• Given exercise
Find every line in the records below that holds the word "sehr", and copy it out.

Records from a data collection
__________________________________________________
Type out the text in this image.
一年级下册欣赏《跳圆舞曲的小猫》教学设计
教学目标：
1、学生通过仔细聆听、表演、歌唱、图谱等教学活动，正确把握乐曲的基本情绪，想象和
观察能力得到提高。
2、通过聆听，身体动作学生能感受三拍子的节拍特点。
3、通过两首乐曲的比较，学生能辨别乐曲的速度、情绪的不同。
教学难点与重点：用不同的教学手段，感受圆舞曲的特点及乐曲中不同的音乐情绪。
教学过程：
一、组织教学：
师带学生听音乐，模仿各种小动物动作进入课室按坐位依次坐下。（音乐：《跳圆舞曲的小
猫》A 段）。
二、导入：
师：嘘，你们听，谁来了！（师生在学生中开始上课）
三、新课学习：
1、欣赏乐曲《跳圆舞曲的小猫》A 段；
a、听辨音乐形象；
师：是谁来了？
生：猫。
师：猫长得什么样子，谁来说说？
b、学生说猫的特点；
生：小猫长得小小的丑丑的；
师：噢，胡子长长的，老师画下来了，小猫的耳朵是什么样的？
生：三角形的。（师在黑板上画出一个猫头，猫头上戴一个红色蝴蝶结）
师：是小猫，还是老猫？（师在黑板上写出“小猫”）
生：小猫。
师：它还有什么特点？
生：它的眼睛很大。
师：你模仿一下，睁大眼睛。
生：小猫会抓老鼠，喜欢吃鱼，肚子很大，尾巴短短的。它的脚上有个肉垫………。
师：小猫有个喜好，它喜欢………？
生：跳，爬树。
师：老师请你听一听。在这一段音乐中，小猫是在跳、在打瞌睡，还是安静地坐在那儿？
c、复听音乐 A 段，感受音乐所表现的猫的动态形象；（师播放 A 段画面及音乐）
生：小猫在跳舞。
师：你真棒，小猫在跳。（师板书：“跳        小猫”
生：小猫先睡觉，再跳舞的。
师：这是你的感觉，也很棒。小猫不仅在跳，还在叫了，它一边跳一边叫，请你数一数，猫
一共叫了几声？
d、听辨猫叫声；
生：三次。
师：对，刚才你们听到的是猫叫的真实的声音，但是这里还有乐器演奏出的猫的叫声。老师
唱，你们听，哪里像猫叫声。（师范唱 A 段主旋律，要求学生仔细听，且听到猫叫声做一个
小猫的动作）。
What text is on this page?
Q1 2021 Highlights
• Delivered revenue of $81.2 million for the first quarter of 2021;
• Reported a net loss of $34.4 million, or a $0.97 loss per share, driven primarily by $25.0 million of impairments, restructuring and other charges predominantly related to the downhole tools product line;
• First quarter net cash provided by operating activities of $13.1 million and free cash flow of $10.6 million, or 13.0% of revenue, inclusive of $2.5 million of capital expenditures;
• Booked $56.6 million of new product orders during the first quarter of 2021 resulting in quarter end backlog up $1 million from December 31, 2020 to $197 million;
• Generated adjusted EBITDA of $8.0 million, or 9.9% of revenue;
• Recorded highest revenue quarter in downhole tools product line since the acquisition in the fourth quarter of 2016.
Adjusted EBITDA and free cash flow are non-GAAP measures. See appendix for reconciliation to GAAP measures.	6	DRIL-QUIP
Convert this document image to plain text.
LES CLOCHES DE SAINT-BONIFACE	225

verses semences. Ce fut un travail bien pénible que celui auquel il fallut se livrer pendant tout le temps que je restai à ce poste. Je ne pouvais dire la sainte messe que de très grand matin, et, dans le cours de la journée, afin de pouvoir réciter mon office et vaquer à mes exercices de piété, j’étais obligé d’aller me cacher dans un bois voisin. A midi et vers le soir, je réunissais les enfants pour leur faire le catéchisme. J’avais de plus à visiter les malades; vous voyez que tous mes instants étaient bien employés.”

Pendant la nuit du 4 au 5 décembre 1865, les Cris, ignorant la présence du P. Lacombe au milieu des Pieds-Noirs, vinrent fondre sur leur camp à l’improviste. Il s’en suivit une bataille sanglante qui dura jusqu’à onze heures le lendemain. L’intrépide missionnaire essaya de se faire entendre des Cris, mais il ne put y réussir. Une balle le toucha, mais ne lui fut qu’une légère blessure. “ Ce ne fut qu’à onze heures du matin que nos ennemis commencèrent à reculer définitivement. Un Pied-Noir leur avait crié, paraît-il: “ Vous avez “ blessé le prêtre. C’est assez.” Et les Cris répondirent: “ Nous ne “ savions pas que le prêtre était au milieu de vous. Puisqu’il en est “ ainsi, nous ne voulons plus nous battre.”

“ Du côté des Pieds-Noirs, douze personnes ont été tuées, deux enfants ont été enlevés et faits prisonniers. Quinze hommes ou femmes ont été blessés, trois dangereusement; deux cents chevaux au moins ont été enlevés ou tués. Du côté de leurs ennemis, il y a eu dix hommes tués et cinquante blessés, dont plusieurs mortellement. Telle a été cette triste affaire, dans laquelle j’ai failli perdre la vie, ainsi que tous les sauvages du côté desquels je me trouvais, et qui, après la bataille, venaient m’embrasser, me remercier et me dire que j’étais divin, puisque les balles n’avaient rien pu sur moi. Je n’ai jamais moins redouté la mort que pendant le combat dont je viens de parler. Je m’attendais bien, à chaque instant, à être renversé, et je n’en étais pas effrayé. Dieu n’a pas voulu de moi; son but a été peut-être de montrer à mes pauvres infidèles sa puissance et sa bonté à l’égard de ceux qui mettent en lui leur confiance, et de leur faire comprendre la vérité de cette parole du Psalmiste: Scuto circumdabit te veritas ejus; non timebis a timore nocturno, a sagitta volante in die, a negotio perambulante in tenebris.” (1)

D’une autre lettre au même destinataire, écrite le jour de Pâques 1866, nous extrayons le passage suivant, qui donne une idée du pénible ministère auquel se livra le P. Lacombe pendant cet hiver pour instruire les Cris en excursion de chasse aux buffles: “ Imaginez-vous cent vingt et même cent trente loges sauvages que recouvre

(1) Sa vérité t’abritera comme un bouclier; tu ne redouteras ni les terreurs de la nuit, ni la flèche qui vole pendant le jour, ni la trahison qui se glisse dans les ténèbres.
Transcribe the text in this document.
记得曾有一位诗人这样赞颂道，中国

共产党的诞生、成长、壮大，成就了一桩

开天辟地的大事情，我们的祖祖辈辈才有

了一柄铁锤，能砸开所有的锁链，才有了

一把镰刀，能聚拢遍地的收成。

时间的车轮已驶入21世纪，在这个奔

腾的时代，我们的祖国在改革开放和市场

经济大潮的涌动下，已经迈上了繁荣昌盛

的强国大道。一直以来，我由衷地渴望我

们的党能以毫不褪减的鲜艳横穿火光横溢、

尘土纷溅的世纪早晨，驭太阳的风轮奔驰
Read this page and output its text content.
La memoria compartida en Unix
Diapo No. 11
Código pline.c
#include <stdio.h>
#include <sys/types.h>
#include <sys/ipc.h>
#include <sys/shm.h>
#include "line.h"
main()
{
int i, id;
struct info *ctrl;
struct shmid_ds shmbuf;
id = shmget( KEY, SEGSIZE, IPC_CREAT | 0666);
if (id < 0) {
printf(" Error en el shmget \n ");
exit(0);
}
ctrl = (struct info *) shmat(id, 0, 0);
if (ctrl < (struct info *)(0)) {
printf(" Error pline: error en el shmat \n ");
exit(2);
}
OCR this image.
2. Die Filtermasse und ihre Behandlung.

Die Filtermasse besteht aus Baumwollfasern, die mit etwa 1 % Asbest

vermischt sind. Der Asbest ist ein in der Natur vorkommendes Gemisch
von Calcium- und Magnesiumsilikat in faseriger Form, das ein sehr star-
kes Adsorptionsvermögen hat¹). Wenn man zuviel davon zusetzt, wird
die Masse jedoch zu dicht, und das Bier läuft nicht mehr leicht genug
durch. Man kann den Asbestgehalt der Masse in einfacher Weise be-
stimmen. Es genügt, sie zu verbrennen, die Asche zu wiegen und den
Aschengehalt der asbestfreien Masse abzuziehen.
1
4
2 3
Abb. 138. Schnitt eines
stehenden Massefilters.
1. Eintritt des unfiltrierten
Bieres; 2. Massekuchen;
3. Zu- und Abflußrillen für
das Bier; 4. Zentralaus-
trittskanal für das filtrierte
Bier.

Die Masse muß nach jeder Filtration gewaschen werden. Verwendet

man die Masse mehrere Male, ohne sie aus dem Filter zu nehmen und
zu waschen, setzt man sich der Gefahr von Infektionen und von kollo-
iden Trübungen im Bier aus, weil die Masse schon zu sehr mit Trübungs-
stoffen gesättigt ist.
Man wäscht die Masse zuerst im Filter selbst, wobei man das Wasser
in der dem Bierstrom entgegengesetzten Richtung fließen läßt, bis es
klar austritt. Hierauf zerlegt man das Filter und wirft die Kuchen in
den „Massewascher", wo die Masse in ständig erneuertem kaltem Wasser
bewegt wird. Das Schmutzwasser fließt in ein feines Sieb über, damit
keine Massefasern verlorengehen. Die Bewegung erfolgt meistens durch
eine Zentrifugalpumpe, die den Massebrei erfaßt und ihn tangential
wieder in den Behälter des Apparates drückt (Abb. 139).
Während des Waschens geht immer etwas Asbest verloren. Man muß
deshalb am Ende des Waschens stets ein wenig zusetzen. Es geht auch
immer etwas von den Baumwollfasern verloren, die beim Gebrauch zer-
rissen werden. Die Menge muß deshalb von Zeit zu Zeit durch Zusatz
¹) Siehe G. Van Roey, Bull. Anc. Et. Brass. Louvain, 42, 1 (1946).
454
__________________________________________________
• The output
von Calcium- und Magnesiumsilikat in faseriger Form, das ein sehr star-
iden Trübungen im Bier aus, weil die Masse schon zu sehr mit Trübungs-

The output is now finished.